- WHAT IS NEEDED -
Whenever a line below holds the word "델타변이주", copy that line.
■ ■ ■ ■ ■
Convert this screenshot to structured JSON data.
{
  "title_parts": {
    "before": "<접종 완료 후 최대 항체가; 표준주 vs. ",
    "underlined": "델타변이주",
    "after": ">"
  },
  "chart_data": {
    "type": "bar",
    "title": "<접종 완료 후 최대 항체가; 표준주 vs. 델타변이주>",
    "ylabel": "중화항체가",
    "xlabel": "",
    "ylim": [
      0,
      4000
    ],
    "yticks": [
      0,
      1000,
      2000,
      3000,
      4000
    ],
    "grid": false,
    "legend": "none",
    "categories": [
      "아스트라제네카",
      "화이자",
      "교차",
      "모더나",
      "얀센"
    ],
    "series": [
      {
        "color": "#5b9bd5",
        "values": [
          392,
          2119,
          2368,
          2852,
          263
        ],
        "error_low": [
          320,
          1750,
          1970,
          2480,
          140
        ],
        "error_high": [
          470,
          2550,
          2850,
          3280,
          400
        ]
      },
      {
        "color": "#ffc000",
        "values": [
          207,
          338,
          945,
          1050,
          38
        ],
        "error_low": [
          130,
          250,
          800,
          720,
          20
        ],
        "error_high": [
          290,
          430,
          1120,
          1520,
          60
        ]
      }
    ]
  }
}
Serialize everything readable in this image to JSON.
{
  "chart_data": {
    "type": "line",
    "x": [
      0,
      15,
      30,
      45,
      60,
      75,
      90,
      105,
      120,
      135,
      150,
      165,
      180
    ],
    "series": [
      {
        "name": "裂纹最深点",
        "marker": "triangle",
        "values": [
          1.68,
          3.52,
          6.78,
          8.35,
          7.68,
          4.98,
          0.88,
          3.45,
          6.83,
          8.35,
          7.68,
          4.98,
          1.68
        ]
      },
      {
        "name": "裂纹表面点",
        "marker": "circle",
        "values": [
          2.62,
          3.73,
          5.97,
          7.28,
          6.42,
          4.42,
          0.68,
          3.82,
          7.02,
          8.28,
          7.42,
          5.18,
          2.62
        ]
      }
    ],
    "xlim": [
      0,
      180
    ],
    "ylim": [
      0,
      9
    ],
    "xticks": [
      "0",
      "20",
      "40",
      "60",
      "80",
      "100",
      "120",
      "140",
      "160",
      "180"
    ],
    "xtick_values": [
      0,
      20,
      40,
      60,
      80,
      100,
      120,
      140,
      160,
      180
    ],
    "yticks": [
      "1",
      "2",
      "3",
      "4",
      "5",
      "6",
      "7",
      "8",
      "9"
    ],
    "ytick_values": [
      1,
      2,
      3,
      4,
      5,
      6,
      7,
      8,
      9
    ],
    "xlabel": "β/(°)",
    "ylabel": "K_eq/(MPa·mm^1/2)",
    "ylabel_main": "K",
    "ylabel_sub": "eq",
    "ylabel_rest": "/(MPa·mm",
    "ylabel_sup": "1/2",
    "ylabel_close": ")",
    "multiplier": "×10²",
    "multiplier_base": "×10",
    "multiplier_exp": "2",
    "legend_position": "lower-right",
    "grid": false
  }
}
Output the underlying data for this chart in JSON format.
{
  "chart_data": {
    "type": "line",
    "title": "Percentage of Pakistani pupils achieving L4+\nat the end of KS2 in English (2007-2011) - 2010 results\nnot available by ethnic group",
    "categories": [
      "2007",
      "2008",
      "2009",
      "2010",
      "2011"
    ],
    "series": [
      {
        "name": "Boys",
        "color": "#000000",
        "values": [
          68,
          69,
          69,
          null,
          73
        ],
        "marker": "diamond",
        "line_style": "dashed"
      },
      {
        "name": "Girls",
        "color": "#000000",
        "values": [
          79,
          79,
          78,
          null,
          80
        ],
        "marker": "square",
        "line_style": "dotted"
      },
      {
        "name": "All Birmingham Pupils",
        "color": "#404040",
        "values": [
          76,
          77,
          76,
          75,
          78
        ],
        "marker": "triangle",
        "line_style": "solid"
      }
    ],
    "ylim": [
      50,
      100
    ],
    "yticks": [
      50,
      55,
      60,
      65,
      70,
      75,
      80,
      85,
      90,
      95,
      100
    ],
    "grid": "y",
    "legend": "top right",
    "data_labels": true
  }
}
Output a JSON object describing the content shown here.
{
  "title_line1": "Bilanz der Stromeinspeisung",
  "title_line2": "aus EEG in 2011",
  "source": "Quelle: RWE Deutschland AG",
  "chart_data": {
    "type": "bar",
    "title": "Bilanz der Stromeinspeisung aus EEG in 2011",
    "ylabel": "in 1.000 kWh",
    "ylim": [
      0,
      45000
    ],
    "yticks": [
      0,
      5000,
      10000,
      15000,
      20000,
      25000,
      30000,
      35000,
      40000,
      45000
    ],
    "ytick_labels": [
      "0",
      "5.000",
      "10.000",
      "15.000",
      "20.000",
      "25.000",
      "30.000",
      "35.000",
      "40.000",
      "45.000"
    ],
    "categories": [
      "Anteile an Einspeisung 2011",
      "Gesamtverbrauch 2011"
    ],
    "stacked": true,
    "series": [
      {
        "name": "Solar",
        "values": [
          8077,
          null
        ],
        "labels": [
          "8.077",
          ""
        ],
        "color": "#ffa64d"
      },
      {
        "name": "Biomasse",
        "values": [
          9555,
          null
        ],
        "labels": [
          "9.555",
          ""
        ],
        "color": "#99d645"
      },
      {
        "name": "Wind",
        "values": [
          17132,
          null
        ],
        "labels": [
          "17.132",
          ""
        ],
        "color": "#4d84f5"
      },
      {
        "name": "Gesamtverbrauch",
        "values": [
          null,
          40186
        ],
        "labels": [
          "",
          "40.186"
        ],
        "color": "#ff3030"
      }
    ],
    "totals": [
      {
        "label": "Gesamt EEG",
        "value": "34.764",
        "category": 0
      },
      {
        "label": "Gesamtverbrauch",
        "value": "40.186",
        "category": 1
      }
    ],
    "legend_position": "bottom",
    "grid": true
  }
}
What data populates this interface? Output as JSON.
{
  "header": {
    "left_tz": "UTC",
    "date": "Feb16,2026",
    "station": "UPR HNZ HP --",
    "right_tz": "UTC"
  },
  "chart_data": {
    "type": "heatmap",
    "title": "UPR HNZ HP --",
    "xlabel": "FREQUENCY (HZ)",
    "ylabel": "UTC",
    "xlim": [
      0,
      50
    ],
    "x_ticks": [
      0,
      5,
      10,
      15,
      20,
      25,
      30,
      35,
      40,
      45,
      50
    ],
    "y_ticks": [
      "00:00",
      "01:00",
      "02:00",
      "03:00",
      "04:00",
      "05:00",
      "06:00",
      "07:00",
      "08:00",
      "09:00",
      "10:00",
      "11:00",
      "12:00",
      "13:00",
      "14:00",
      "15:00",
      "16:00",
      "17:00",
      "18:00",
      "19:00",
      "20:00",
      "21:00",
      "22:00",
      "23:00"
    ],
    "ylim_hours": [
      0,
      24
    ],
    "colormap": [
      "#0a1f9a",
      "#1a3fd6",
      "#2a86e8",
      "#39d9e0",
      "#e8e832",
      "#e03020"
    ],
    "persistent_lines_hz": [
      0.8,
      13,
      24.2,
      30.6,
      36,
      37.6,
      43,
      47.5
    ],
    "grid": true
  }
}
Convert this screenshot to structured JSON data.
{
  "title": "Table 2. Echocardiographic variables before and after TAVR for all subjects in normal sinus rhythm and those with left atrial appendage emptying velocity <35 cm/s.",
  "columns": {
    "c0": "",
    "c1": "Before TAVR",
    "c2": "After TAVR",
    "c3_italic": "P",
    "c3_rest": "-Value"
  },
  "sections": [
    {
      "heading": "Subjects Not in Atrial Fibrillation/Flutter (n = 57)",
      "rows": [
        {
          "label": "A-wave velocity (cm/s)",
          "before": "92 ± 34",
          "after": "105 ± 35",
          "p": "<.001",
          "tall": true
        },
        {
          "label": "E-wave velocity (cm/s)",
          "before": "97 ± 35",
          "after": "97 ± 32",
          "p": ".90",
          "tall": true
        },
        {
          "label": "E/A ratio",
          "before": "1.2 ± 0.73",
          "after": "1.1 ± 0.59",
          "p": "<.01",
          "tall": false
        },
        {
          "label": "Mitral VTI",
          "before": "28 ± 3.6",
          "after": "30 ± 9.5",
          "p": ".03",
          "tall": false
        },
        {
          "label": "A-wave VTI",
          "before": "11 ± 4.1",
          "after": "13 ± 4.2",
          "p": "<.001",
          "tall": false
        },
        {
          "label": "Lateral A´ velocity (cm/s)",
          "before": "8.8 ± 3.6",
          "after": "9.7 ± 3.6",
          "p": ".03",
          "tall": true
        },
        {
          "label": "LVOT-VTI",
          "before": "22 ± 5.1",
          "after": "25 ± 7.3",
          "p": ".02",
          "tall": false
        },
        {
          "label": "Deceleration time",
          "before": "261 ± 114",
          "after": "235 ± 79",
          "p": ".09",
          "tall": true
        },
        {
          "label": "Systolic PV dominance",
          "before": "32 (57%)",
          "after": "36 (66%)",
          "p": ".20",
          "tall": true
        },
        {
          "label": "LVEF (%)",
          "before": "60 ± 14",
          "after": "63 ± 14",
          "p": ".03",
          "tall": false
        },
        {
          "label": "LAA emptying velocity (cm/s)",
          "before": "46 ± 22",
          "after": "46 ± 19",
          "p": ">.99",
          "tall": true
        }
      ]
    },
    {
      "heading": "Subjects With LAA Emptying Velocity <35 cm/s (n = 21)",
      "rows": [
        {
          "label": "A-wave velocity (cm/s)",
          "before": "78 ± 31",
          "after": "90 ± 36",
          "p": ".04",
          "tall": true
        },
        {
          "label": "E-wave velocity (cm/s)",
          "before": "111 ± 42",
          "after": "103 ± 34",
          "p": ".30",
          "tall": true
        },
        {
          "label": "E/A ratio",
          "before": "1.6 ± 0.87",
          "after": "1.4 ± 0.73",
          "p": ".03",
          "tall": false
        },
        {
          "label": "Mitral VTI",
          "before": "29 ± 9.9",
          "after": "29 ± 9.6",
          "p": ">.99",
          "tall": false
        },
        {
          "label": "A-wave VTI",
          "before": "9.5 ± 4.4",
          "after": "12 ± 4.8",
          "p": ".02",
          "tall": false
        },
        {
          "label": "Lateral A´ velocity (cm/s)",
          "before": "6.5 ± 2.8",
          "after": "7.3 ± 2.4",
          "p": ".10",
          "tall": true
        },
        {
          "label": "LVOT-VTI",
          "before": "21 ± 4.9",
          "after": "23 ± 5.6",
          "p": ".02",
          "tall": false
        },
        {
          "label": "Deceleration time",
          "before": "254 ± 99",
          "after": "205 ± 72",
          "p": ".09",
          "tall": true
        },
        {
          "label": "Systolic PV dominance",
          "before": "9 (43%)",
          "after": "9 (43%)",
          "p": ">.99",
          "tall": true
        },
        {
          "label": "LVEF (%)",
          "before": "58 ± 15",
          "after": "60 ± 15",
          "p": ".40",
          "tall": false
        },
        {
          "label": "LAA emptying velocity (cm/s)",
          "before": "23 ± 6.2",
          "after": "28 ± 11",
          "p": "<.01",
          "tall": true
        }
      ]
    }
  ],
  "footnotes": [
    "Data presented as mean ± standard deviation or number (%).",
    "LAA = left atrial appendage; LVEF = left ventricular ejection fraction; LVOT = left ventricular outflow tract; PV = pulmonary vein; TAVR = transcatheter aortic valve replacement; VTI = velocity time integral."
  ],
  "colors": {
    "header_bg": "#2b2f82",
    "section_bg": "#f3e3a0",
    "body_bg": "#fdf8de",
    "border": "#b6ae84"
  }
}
■ ■ ■ ■ ■
- THE REPLY -
    "underlined": "델타변이주",
    "title": "<접종 완료 후 최대 항체가; 표준주 vs. 델타변이주>",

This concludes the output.